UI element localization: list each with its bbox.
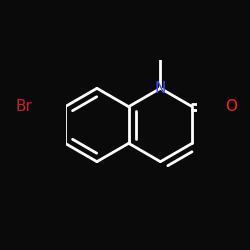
Text: O: O bbox=[225, 99, 237, 114]
Text: Br: Br bbox=[15, 99, 32, 114]
Text: N: N bbox=[155, 81, 166, 96]
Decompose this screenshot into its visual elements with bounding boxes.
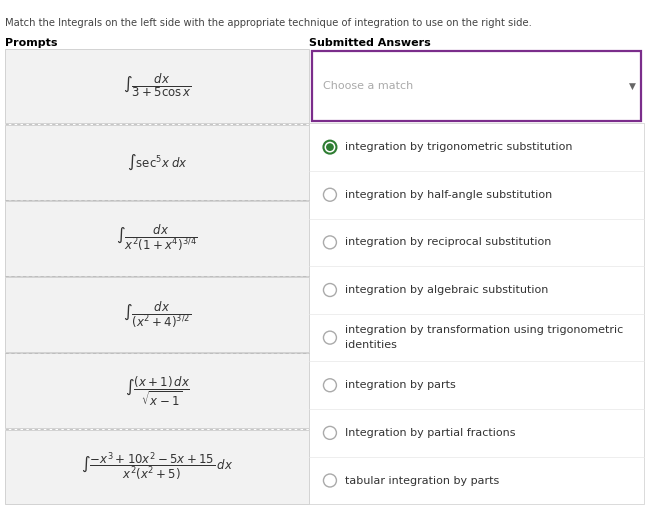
Ellipse shape bbox=[326, 143, 334, 151]
Text: tabular integration by parts: tabular integration by parts bbox=[345, 476, 499, 485]
Text: identities: identities bbox=[345, 340, 397, 350]
FancyBboxPatch shape bbox=[309, 123, 644, 504]
FancyBboxPatch shape bbox=[5, 125, 309, 200]
Text: integration by transformation using trigonometric: integration by transformation using trig… bbox=[345, 325, 623, 335]
Text: integration by parts: integration by parts bbox=[345, 380, 456, 390]
Text: integration by trigonometric substitution: integration by trigonometric substitutio… bbox=[345, 142, 572, 152]
Text: integration by reciprocal substitution: integration by reciprocal substitution bbox=[345, 238, 551, 247]
FancyBboxPatch shape bbox=[5, 430, 309, 504]
Text: $\int \dfrac{dx}{(x^2+4)^{3/2}}$: $\int \dfrac{dx}{(x^2+4)^{3/2}}$ bbox=[123, 300, 191, 330]
FancyBboxPatch shape bbox=[5, 353, 309, 428]
Text: $\int \dfrac{(x+1)\,dx}{\sqrt{x-1}}$: $\int \dfrac{(x+1)\,dx}{\sqrt{x-1}}$ bbox=[125, 374, 190, 408]
Text: integration by algebraic substitution: integration by algebraic substitution bbox=[345, 285, 548, 295]
Text: $\int \dfrac{dx}{x^2(1+x^4)^{3/4}}$: $\int \dfrac{dx}{x^2(1+x^4)^{3/4}}$ bbox=[116, 223, 198, 253]
FancyBboxPatch shape bbox=[5, 278, 309, 352]
Text: integration by half-angle substitution: integration by half-angle substitution bbox=[345, 190, 552, 200]
Text: Submitted Answers: Submitted Answers bbox=[309, 38, 431, 49]
Text: Choose a match: Choose a match bbox=[323, 81, 413, 91]
FancyBboxPatch shape bbox=[312, 51, 641, 121]
Text: ▼: ▼ bbox=[629, 81, 635, 91]
Text: $\int \dfrac{dx}{3+5\cos x}$: $\int \dfrac{dx}{3+5\cos x}$ bbox=[123, 73, 191, 99]
Text: $\int \dfrac{-x^3+10x^2-5x+15}{x^2(x^2+5)}\,dx$: $\int \dfrac{-x^3+10x^2-5x+15}{x^2(x^2+5… bbox=[81, 451, 233, 483]
Text: Match the Integrals on the left side with the appropriate technique of integrati: Match the Integrals on the left side wit… bbox=[5, 18, 532, 28]
Text: Prompts: Prompts bbox=[5, 38, 58, 49]
FancyBboxPatch shape bbox=[5, 201, 309, 276]
FancyBboxPatch shape bbox=[5, 49, 309, 123]
Text: $\int \sec^{5}\!x\; dx$: $\int \sec^{5}\!x\; dx$ bbox=[127, 153, 188, 172]
Text: Integration by partial fractions: Integration by partial fractions bbox=[345, 428, 515, 438]
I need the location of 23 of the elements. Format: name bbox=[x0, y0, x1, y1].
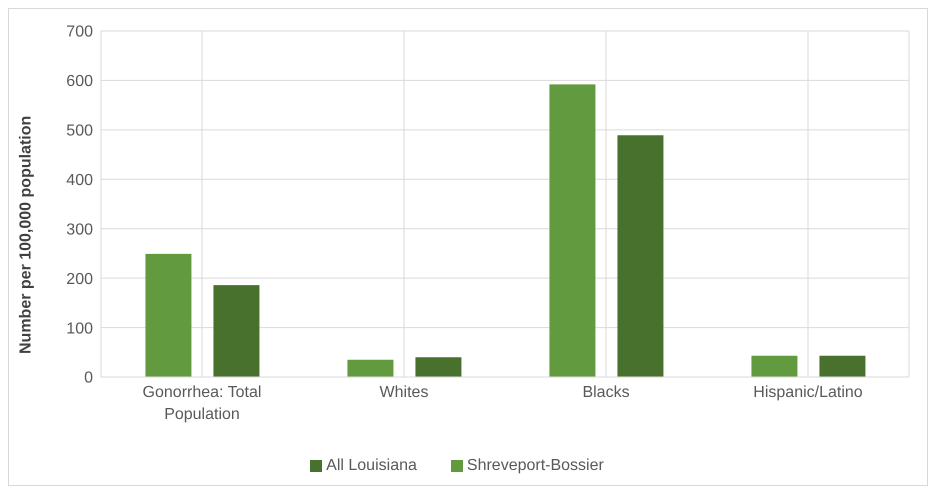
y-axis-title: Number per 100,000 population bbox=[18, 116, 35, 354]
x-tick-label: Hispanic/Latino bbox=[753, 384, 863, 401]
bar bbox=[549, 84, 596, 377]
x-tick-label: Whites bbox=[380, 384, 428, 401]
y-tick-label: 200 bbox=[66, 270, 94, 288]
bar bbox=[751, 356, 798, 377]
y-tick-label: 400 bbox=[66, 172, 94, 189]
y-tick-label: 0 bbox=[84, 370, 94, 387]
legend-label: Shreveport-Bossier bbox=[466, 457, 604, 474]
y-tick-label: 300 bbox=[66, 221, 94, 238]
bar bbox=[145, 254, 192, 377]
bar bbox=[617, 135, 664, 377]
y-tick-label: 500 bbox=[66, 122, 94, 140]
x-tick-label: Blacks bbox=[582, 384, 630, 401]
bar bbox=[213, 285, 260, 377]
bar bbox=[819, 356, 866, 377]
bar bbox=[415, 357, 462, 377]
y-tick-label: 700 bbox=[66, 24, 94, 41]
bar bbox=[347, 360, 394, 377]
x-tick-label: Gonorrhea: Total Population bbox=[142, 384, 262, 423]
y-tick-label: 600 bbox=[66, 73, 94, 90]
legend-label: All Louisiana bbox=[326, 457, 417, 474]
y-tick-label: 100 bbox=[66, 320, 94, 338]
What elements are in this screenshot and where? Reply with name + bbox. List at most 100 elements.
•••
• _Problem_:
Can you give again the records starting at the line containing "Ellipse shape bbox=[326, 143, 334, 151]" and ending at the line containing "FancyBboxPatch shape bbox=[5, 125, 309, 200]"?

• _Solution for this exercise_:
Ellipse shape bbox=[326, 143, 334, 151]
Text: tabular integration by parts: tabular integration by parts bbox=[345, 476, 499, 485]
Text: identities: identities bbox=[345, 340, 397, 350]
FancyBboxPatch shape bbox=[309, 123, 644, 504]
FancyBboxPatch shape bbox=[5, 125, 309, 200]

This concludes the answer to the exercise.